- [Task brief]
Faithfully return all lines, omitting every embedded picture.

- [Data provided]

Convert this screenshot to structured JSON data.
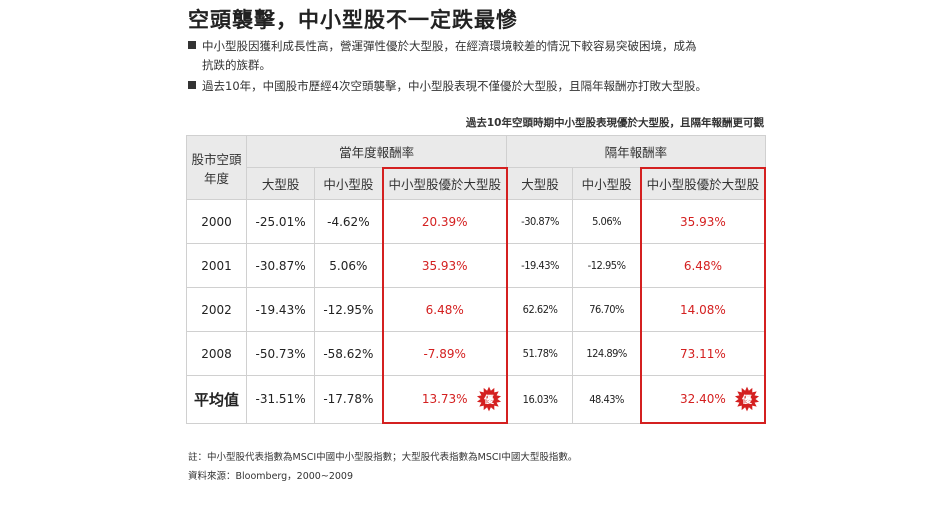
{
  "title": "空頭襲擊，中小型股不一定跌最慘",
  "bullets": [
    {
      "line1": "中小型股因獲利成長性高，營運彈性優於大型股，在經濟環境較差的情況下較容易突破困境，成為",
      "line2": "抗跌的族群。"
    },
    {
      "line1": "過去10年，中國股市歷經4次空頭襲擊，中小型股表現不僅優於大型股，且隔年報酬亦打敗大型股。",
      "line2": ""
    }
  ],
  "caption": "過去10年空頭時期中小型股表現優於大型股，且隔年報酬更可觀",
  "stamp_text": "優",
  "colors": {
    "accent_red": "#d42020",
    "header_bg": "#eaeaea",
    "border": "#d0d0d0"
  },
  "chart_data": {
    "type": "table",
    "header_group": {
      "year_col": [
        "股市空頭",
        "年度"
      ],
      "current": "當年度報酬率",
      "next": "隔年報酬率"
    },
    "sub_headers": [
      "大型股",
      "中小型股",
      "中小型股優於大型股",
      "大型股",
      "中小型股",
      "中小型股優於大型股"
    ],
    "rows": [
      {
        "year": "2000",
        "cur_large": "-25.01%",
        "cur_small": "-4.62%",
        "cur_diff": "20.39%",
        "next_large": "-30.87%",
        "next_small": "5.06%",
        "next_diff": "35.93%"
      },
      {
        "year": "2001",
        "cur_large": "-30.87%",
        "cur_small": "5.06%",
        "cur_diff": "35.93%",
        "next_large": "-19.43%",
        "next_small": "-12.95%",
        "next_diff": "6.48%"
      },
      {
        "year": "2002",
        "cur_large": "-19.43%",
        "cur_small": "-12.95%",
        "cur_diff": "6.48%",
        "next_large": "62.62%",
        "next_small": "76.70%",
        "next_diff": "14.08%"
      },
      {
        "year": "2008",
        "cur_large": "-50.73%",
        "cur_small": "-58.62%",
        "cur_diff": "-7.89%",
        "next_large": "51.78%",
        "next_small": "124.89%",
        "next_diff": "73.11%"
      }
    ],
    "average": {
      "label": "平均值",
      "cur_large": "-31.51%",
      "cur_small": "-17.78%",
      "cur_diff": "13.73%",
      "next_large": "16.03%",
      "next_small": "48.43%",
      "next_diff": "32.40%"
    }
  },
  "notes": [
    "註：中小型股代表指數為MSCI中國中小型股指數；大型股代表指數為MSCI中國大型股指數。",
    "資料來源：Bloomberg，2000~2009"
  ]
}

- [Correct answer]
Convert this screenshot to structured JSON data.
{
  "title": "空頭襲擊，中小型股不一定跌最慘",
  "bullets": [
    {
      "line1": "中小型股因獲利成長性高，營運彈性優於大型股，在經濟環境較差的情況下較容易突破困境，成為",
      "line2": "抗跌的族群。"
    },
    {
      "line1": "過去10年，中國股市歷經4次空頭襲擊，中小型股表現不僅優於大型股，且隔年報酬亦打敗大型股。",
      "line2": ""
    }
  ],
  "caption": "過去10年空頭時期中小型股表現優於大型股，且隔年報酬更可觀",
  "stamp_text": "優",
  "colors": {
    "accent_red": "#d42020",
    "header_bg": "#eaeaea",
    "border": "#d0d0d0"
  },
  "chart_data": {
    "type": "table",
    "header_group": {
      "year_col": [
        "股市空頭",
        "年度"
      ],
      "current": "當年度報酬率",
      "next": "隔年報酬率"
    },
    "sub_headers": [
      "大型股",
      "中小型股",
      "中小型股優於大型股",
      "大型股",
      "中小型股",
      "中小型股優於大型股"
    ],
    "rows": [
      {
        "year": "2000",
        "cur_large": "-25.01%",
        "cur_small": "-4.62%",
        "cur_diff": "20.39%",
        "next_large": "-30.87%",
        "next_small": "5.06%",
        "next_diff": "35.93%"
      },
      {
        "year": "2001",
        "cur_large": "-30.87%",
        "cur_small": "5.06%",
        "cur_diff": "35.93%",
        "next_large": "-19.43%",
        "next_small": "-12.95%",
        "next_diff": "6.48%"
      },
      {
        "year": "2002",
        "cur_large": "-19.43%",
        "cur_small": "-12.95%",
        "cur_diff": "6.48%",
        "next_large": "62.62%",
        "next_small": "76.70%",
        "next_diff": "14.08%"
      },
      {
        "year": "2008",
        "cur_large": "-50.73%",
        "cur_small": "-58.62%",
        "cur_diff": "-7.89%",
        "next_large": "51.78%",
        "next_small": "124.89%",
        "next_diff": "73.11%"
      }
    ],
    "average": {
      "label": "平均值",
      "cur_large": "-31.51%",
      "cur_small": "-17.78%",
      "cur_diff": "13.73%",
      "next_large": "16.03%",
      "next_small": "48.43%",
      "next_diff": "32.40%"
    }
  },
  "notes": [
    "註：中小型股代表指數為MSCI中國中小型股指數；大型股代表指數為MSCI中國大型股指數。",
    "資料來源：Bloomberg，2000~2009"
  ]
}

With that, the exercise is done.